Any pictures in the records below should be skipped; write out everything else exactly.

━━━ Task inputs ━━━

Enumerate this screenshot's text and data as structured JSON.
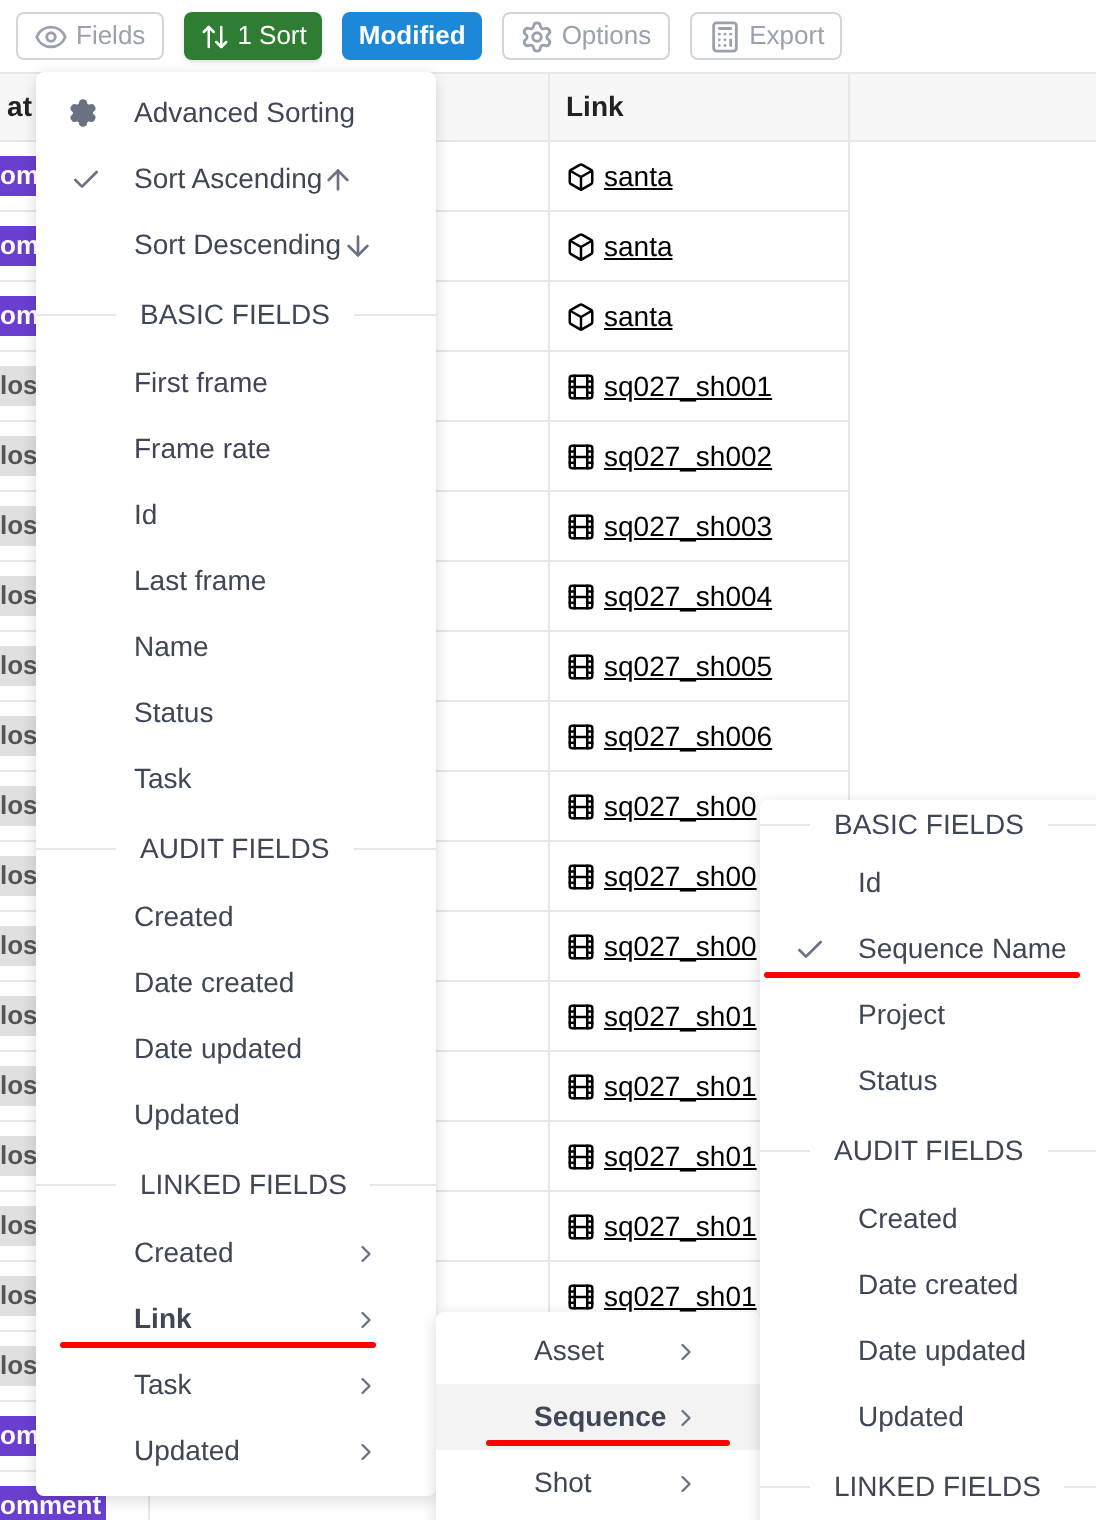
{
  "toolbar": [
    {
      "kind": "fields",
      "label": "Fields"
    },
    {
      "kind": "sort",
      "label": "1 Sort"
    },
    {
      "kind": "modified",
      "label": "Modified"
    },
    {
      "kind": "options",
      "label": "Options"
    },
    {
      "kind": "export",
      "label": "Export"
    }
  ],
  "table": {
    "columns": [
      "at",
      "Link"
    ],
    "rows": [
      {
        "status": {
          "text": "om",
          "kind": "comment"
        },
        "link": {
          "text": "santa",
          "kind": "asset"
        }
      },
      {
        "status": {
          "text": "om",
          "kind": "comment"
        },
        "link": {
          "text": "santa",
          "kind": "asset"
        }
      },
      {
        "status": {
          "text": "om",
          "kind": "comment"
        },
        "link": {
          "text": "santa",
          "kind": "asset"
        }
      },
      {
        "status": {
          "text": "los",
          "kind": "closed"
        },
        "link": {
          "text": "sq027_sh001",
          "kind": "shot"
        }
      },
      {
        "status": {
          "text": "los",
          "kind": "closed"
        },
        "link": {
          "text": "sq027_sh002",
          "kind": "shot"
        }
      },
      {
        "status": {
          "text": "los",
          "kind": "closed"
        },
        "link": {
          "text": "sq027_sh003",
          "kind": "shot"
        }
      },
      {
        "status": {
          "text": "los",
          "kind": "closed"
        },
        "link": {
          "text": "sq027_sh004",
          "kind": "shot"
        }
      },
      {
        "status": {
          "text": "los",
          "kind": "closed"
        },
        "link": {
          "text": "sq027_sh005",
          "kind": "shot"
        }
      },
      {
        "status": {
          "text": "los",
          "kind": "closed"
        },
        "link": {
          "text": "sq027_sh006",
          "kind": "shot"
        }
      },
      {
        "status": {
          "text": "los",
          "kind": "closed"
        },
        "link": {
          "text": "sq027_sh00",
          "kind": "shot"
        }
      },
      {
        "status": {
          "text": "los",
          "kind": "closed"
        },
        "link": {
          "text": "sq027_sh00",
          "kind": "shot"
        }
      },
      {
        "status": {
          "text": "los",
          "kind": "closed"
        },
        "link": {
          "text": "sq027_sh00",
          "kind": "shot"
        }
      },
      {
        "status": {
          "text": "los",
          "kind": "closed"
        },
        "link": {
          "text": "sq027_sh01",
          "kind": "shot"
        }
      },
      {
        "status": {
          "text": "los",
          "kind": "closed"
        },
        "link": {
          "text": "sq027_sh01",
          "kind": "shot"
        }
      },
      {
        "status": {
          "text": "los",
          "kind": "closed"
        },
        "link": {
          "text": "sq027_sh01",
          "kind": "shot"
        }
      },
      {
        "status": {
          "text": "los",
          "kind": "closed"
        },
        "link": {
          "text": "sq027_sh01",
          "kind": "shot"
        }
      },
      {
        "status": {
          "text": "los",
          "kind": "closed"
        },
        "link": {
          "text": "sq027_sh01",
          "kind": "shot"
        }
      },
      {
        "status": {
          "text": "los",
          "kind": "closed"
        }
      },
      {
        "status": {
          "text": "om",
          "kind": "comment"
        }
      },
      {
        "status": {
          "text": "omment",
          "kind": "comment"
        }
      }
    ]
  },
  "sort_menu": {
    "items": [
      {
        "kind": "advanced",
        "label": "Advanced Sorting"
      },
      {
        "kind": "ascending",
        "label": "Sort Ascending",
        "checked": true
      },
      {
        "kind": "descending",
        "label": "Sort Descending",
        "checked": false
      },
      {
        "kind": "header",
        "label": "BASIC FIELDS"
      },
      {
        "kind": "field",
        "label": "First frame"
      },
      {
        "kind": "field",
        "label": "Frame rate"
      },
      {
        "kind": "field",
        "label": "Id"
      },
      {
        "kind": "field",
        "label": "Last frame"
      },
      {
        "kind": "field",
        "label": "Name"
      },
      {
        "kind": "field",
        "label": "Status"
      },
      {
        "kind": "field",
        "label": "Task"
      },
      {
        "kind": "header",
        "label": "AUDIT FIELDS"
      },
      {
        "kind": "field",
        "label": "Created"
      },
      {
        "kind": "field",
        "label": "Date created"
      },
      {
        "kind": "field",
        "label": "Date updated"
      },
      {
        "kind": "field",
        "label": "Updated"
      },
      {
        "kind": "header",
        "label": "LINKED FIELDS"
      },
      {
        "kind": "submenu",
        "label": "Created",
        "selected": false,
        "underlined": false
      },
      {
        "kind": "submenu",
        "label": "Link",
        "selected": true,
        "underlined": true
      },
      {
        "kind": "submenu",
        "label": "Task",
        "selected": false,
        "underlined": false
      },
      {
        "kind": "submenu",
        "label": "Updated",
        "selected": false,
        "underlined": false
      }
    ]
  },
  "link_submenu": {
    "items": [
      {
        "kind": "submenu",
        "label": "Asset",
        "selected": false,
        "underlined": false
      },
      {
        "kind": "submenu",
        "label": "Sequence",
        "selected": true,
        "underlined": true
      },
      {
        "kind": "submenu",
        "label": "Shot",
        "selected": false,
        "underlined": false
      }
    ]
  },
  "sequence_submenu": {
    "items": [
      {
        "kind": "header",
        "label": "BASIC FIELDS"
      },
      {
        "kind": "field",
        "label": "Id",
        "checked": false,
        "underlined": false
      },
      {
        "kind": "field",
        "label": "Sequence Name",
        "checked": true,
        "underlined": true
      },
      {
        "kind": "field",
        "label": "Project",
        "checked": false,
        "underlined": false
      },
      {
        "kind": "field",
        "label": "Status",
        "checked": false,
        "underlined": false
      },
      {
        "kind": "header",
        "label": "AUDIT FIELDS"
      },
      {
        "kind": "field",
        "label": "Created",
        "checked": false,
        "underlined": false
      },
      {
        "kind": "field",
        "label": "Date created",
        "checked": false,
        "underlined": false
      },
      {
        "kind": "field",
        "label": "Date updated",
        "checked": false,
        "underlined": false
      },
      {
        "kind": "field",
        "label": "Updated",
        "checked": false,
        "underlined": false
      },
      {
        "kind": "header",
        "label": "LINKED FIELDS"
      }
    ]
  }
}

━━━

→ **Complete output**
Enumerate this screenshot's text and data as structured JSON.
{
  "toolbar": [
    {
      "kind": "fields",
      "label": "Fields"
    },
    {
      "kind": "sort",
      "label": "1 Sort"
    },
    {
      "kind": "modified",
      "label": "Modified"
    },
    {
      "kind": "options",
      "label": "Options"
    },
    {
      "kind": "export",
      "label": "Export"
    }
  ],
  "table": {
    "columns": [
      "at",
      "Link"
    ],
    "rows": [
      {
        "status": {
          "text": "om",
          "kind": "comment"
        },
        "link": {
          "text": "santa",
          "kind": "asset"
        }
      },
      {
        "status": {
          "text": "om",
          "kind": "comment"
        },
        "link": {
          "text": "santa",
          "kind": "asset"
        }
      },
      {
        "status": {
          "text": "om",
          "kind": "comment"
        },
        "link": {
          "text": "santa",
          "kind": "asset"
        }
      },
      {
        "status": {
          "text": "los",
          "kind": "closed"
        },
        "link": {
          "text": "sq027_sh001",
          "kind": "shot"
        }
      },
      {
        "status": {
          "text": "los",
          "kind": "closed"
        },
        "link": {
          "text": "sq027_sh002",
          "kind": "shot"
        }
      },
      {
        "status": {
          "text": "los",
          "kind": "closed"
        },
        "link": {
          "text": "sq027_sh003",
          "kind": "shot"
        }
      },
      {
        "status": {
          "text": "los",
          "kind": "closed"
        },
        "link": {
          "text": "sq027_sh004",
          "kind": "shot"
        }
      },
      {
        "status": {
          "text": "los",
          "kind": "closed"
        },
        "link": {
          "text": "sq027_sh005",
          "kind": "shot"
        }
      },
      {
        "status": {
          "text": "los",
          "kind": "closed"
        },
        "link": {
          "text": "sq027_sh006",
          "kind": "shot"
        }
      },
      {
        "status": {
          "text": "los",
          "kind": "closed"
        },
        "link": {
          "text": "sq027_sh00",
          "kind": "shot"
        }
      },
      {
        "status": {
          "text": "los",
          "kind": "closed"
        },
        "link": {
          "text": "sq027_sh00",
          "kind": "shot"
        }
      },
      {
        "status": {
          "text": "los",
          "kind": "closed"
        },
        "link": {
          "text": "sq027_sh00",
          "kind": "shot"
        }
      },
      {
        "status": {
          "text": "los",
          "kind": "closed"
        },
        "link": {
          "text": "sq027_sh01",
          "kind": "shot"
        }
      },
      {
        "status": {
          "text": "los",
          "kind": "closed"
        },
        "link": {
          "text": "sq027_sh01",
          "kind": "shot"
        }
      },
      {
        "status": {
          "text": "los",
          "kind": "closed"
        },
        "link": {
          "text": "sq027_sh01",
          "kind": "shot"
        }
      },
      {
        "status": {
          "text": "los",
          "kind": "closed"
        },
        "link": {
          "text": "sq027_sh01",
          "kind": "shot"
        }
      },
      {
        "status": {
          "text": "los",
          "kind": "closed"
        },
        "link": {
          "text": "sq027_sh01",
          "kind": "shot"
        }
      },
      {
        "status": {
          "text": "los",
          "kind": "closed"
        }
      },
      {
        "status": {
          "text": "om",
          "kind": "comment"
        }
      },
      {
        "status": {
          "text": "omment",
          "kind": "comment"
        }
      }
    ]
  },
  "sort_menu": {
    "items": [
      {
        "kind": "advanced",
        "label": "Advanced Sorting"
      },
      {
        "kind": "ascending",
        "label": "Sort Ascending",
        "checked": true
      },
      {
        "kind": "descending",
        "label": "Sort Descending",
        "checked": false
      },
      {
        "kind": "header",
        "label": "BASIC FIELDS"
      },
      {
        "kind": "field",
        "label": "First frame"
      },
      {
        "kind": "field",
        "label": "Frame rate"
      },
      {
        "kind": "field",
        "label": "Id"
      },
      {
        "kind": "field",
        "label": "Last frame"
      },
      {
        "kind": "field",
        "label": "Name"
      },
      {
        "kind": "field",
        "label": "Status"
      },
      {
        "kind": "field",
        "label": "Task"
      },
      {
        "kind": "header",
        "label": "AUDIT FIELDS"
      },
      {
        "kind": "field",
        "label": "Created"
      },
      {
        "kind": "field",
        "label": "Date created"
      },
      {
        "kind": "field",
        "label": "Date updated"
      },
      {
        "kind": "field",
        "label": "Updated"
      },
      {
        "kind": "header",
        "label": "LINKED FIELDS"
      },
      {
        "kind": "submenu",
        "label": "Created",
        "selected": false,
        "underlined": false
      },
      {
        "kind": "submenu",
        "label": "Link",
        "selected": true,
        "underlined": true
      },
      {
        "kind": "submenu",
        "label": "Task",
        "selected": false,
        "underlined": false
      },
      {
        "kind": "submenu",
        "label": "Updated",
        "selected": false,
        "underlined": false
      }
    ]
  },
  "link_submenu": {
    "items": [
      {
        "kind": "submenu",
        "label": "Asset",
        "selected": false,
        "underlined": false
      },
      {
        "kind": "submenu",
        "label": "Sequence",
        "selected": true,
        "underlined": true
      },
      {
        "kind": "submenu",
        "label": "Shot",
        "selected": false,
        "underlined": false
      }
    ]
  },
  "sequence_submenu": {
    "items": [
      {
        "kind": "header",
        "label": "BASIC FIELDS"
      },
      {
        "kind": "field",
        "label": "Id",
        "checked": false,
        "underlined": false
      },
      {
        "kind": "field",
        "label": "Sequence Name",
        "checked": true,
        "underlined": true
      },
      {
        "kind": "field",
        "label": "Project",
        "checked": false,
        "underlined": false
      },
      {
        "kind": "field",
        "label": "Status",
        "checked": false,
        "underlined": false
      },
      {
        "kind": "header",
        "label": "AUDIT FIELDS"
      },
      {
        "kind": "field",
        "label": "Created",
        "checked": false,
        "underlined": false
      },
      {
        "kind": "field",
        "label": "Date created",
        "checked": false,
        "underlined": false
      },
      {
        "kind": "field",
        "label": "Date updated",
        "checked": false,
        "underlined": false
      },
      {
        "kind": "field",
        "label": "Updated",
        "checked": false,
        "underlined": false
      },
      {
        "kind": "header",
        "label": "LINKED FIELDS"
      }
    ]
  }
}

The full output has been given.